TASK OBJECTIVE:
Produce all the records again exactly as they stand.
──────────────────────────────
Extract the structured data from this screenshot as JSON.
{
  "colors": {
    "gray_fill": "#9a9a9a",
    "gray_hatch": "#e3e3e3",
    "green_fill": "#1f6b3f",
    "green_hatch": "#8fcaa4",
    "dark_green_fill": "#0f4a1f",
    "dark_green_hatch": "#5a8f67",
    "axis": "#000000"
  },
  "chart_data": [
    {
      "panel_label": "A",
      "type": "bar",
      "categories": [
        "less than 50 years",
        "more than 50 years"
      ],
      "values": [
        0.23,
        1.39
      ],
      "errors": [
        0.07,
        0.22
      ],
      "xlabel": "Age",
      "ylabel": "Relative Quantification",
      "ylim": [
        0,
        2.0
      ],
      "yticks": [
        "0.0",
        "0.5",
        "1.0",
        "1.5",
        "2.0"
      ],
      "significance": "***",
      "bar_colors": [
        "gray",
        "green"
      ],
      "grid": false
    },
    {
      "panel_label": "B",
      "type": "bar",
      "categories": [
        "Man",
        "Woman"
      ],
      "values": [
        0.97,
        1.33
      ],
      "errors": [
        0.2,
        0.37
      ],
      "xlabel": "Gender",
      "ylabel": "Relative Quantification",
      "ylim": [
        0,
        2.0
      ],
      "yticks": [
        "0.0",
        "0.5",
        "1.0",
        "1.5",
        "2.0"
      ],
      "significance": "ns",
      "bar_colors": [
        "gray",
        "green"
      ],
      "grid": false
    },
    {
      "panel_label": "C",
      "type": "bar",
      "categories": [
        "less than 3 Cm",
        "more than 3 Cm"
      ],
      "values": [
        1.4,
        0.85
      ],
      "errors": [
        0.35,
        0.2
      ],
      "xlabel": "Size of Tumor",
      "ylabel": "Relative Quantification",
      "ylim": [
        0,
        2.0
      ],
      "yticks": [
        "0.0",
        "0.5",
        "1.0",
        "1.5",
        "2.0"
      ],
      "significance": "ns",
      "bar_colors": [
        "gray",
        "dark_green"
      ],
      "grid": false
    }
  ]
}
──────────────────────────────
WRITTEN ANSWER:
Extract the structured data from this screenshot as JSON.
{
  "colors": {
    "gray_fill": "#9a9a9a",
    "gray_hatch": "#e3e3e3",
    "green_fill": "#1f6b3f",
    "green_hatch": "#8fcaa4",
    "dark_green_fill": "#0f4a1f",
    "dark_green_hatch": "#5a8f67",
    "axis": "#000000"
  },
  "chart_data": [
    {
      "panel_label": "A",
      "type": "bar",
      "categories": [
        "less than 50 years",
        "more than 50 years"
      ],
      "values": [
        0.23,
        1.39
      ],
      "errors": [
        0.07,
        0.22
      ],
      "xlabel": "Age",
      "ylabel": "Relative Quantification",
      "ylim": [
        0,
        2.0
      ],
      "yticks": [
        "0.0",
        "0.5",
        "1.0",
        "1.5",
        "2.0"
      ],
      "significance": "***",
      "bar_colors": [
        "gray",
        "green"
      ],
      "grid": false
    },
    {
      "panel_label": "B",
      "type": "bar",
      "categories": [
        "Man",
        "Woman"
      ],
      "values": [
        0.97,
        1.33
      ],
      "errors": [
        0.2,
        0.37
      ],
      "xlabel": "Gender",
      "ylabel": "Relative Quantification",
      "ylim": [
        0,
        2.0
      ],
      "yticks": [
        "0.0",
        "0.5",
        "1.0",
        "1.5",
        "2.0"
      ],
      "significance": "ns",
      "bar_colors": [
        "gray",
        "green"
      ],
      "grid": false
    },
    {
      "panel_label": "C",
      "type": "bar",
      "categories": [
        "less than 3 Cm",
        "more than 3 Cm"
      ],
      "values": [
        1.4,
        0.85
      ],
      "errors": [
        0.35,
        0.2
      ],
      "xlabel": "Size of Tumor",
      "ylabel": "Relative Quantification",
      "ylim": [
        0,
        2.0
      ],
      "yticks": [
        "0.0",
        "0.5",
        "1.0",
        "1.5",
        "2.0"
      ],
      "significance": "ns",
      "bar_colors": [
        "gray",
        "dark_green"
      ],
      "grid": false
    }
  ]
}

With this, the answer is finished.